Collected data
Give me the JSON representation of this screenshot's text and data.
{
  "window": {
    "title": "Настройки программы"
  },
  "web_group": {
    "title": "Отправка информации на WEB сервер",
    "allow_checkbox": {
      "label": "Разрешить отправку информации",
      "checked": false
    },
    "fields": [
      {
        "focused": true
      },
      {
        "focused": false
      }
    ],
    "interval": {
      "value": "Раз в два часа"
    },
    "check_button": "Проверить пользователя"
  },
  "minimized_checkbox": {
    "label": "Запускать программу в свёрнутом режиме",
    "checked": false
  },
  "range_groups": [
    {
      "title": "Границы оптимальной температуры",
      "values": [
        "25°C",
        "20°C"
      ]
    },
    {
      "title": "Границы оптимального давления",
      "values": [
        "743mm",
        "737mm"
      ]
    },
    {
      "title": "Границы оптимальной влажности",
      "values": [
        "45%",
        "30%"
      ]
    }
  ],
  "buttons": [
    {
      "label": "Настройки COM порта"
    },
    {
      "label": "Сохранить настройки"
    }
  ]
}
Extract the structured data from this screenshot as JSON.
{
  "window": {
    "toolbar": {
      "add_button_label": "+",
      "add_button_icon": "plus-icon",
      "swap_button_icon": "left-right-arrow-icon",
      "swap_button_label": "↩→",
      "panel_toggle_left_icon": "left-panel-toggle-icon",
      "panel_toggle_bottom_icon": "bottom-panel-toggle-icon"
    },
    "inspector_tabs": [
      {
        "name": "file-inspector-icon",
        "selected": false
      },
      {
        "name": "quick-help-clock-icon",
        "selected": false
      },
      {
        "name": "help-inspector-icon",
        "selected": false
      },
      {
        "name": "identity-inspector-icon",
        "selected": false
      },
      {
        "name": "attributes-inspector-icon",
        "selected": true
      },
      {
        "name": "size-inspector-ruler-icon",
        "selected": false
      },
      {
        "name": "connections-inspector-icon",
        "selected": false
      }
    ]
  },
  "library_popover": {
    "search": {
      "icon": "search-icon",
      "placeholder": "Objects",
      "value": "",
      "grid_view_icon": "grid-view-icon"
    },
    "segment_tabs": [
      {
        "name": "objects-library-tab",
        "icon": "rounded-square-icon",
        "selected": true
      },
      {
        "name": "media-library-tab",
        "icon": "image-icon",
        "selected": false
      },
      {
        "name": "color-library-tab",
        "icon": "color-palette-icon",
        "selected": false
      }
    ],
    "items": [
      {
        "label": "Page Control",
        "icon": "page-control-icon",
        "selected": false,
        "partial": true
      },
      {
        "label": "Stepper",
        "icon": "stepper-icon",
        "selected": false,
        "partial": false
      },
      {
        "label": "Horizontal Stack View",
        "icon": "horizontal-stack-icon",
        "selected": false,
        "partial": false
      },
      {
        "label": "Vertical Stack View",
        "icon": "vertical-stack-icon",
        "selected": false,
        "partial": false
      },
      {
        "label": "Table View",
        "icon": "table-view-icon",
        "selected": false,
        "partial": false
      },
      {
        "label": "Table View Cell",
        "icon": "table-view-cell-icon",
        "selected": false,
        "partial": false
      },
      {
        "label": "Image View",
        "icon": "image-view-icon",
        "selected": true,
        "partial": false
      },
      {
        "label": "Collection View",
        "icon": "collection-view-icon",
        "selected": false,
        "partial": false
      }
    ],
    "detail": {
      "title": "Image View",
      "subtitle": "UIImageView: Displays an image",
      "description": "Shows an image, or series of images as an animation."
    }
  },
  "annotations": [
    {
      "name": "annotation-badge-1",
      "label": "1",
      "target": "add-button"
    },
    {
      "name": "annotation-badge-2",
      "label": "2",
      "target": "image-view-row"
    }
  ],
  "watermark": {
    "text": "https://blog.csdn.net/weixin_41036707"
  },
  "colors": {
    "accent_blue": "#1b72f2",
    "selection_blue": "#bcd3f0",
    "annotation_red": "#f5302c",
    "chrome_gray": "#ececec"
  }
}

TASK BRIEF
Faithfully transcribe the whole of the data.

RESULT BELOW
Give me the JSON representation of this screenshot's text and data.
{
  "window": {
    "title": "Настройки программы"
  },
  "web_group": {
    "title": "Отправка информации на WEB сервер",
    "allow_checkbox": {
      "label": "Разрешить отправку информации",
      "checked": false
    },
    "fields": [
      {
        "focused": true
      },
      {
        "focused": false
      }
    ],
    "interval": {
      "value": "Раз в два часа"
    },
    "check_button": "Проверить пользователя"
  },
  "minimized_checkbox": {
    "label": "Запускать программу в свёрнутом режиме",
    "checked": false
  },
  "range_groups": [
    {
      "title": "Границы оптимальной температуры",
      "values": [
        "25°C",
        "20°C"
      ]
    },
    {
      "title": "Границы оптимального давления",
      "values": [
        "743mm",
        "737mm"
      ]
    },
    {
      "title": "Границы оптимальной влажности",
      "values": [
        "45%",
        "30%"
      ]
    }
  ],
  "buttons": [
    {
      "label": "Настройки COM порта"
    },
    {
      "label": "Сохранить настройки"
    }
  ]
}
Extract the structured data from this screenshot as JSON.
{
  "window": {
    "toolbar": {
      "add_button_label": "+",
      "add_button_icon": "plus-icon",
      "swap_button_icon": "left-right-arrow-icon",
      "swap_button_label": "↩→",
      "panel_toggle_left_icon": "left-panel-toggle-icon",
      "panel_toggle_bottom_icon": "bottom-panel-toggle-icon"
    },
    "inspector_tabs": [
      {
        "name": "file-inspector-icon",
        "selected": false
      },
      {
        "name": "quick-help-clock-icon",
        "selected": false
      },
      {
        "name": "help-inspector-icon",
        "selected": false
      },
      {
        "name": "identity-inspector-icon",
        "selected": false
      },
      {
        "name": "attributes-inspector-icon",
        "selected": true
      },
      {
        "name": "size-inspector-ruler-icon",
        "selected": false
      },
      {
        "name": "connections-inspector-icon",
        "selected": false
      }
    ]
  },
  "library_popover": {
    "search": {
      "icon": "search-icon",
      "placeholder": "Objects",
      "value": "",
      "grid_view_icon": "grid-view-icon"
    },
    "segment_tabs": [
      {
        "name": "objects-library-tab",
        "icon": "rounded-square-icon",
        "selected": true
      },
      {
        "name": "media-library-tab",
        "icon": "image-icon",
        "selected": false
      },
      {
        "name": "color-library-tab",
        "icon": "color-palette-icon",
        "selected": false
      }
    ],
    "items": [
      {
        "label": "Page Control",
        "icon": "page-control-icon",
        "selected": false,
        "partial": true
      },
      {
        "label": "Stepper",
        "icon": "stepper-icon",
        "selected": false,
        "partial": false
      },
      {
        "label": "Horizontal Stack View",
        "icon": "horizontal-stack-icon",
        "selected": false,
        "partial": false
      },
      {
        "label": "Vertical Stack View",
        "icon": "vertical-stack-icon",
        "selected": false,
        "partial": false
      },
      {
        "label": "Table View",
        "icon": "table-view-icon",
        "selected": false,
        "partial": false
      },
      {
        "label": "Table View Cell",
        "icon": "table-view-cell-icon",
        "selected": false,
        "partial": false
      },
      {
        "label": "Image View",
        "icon": "image-view-icon",
        "selected": true,
        "partial": false
      },
      {
        "label": "Collection View",
        "icon": "collection-view-icon",
        "selected": false,
        "partial": false
      }
    ],
    "detail": {
      "title": "Image View",
      "subtitle": "UIImageView: Displays an image",
      "description": "Shows an image, or series of images as an animation."
    }
  },
  "annotations": [
    {
      "name": "annotation-badge-1",
      "label": "1",
      "target": "add-button"
    },
    {
      "name": "annotation-badge-2",
      "label": "2",
      "target": "image-view-row"
    }
  ],
  "watermark": {
    "text": "https://blog.csdn.net/weixin_41036707"
  },
  "colors": {
    "accent_blue": "#1b72f2",
    "selection_blue": "#bcd3f0",
    "annotation_red": "#f5302c",
    "chrome_gray": "#ececec"
  }
}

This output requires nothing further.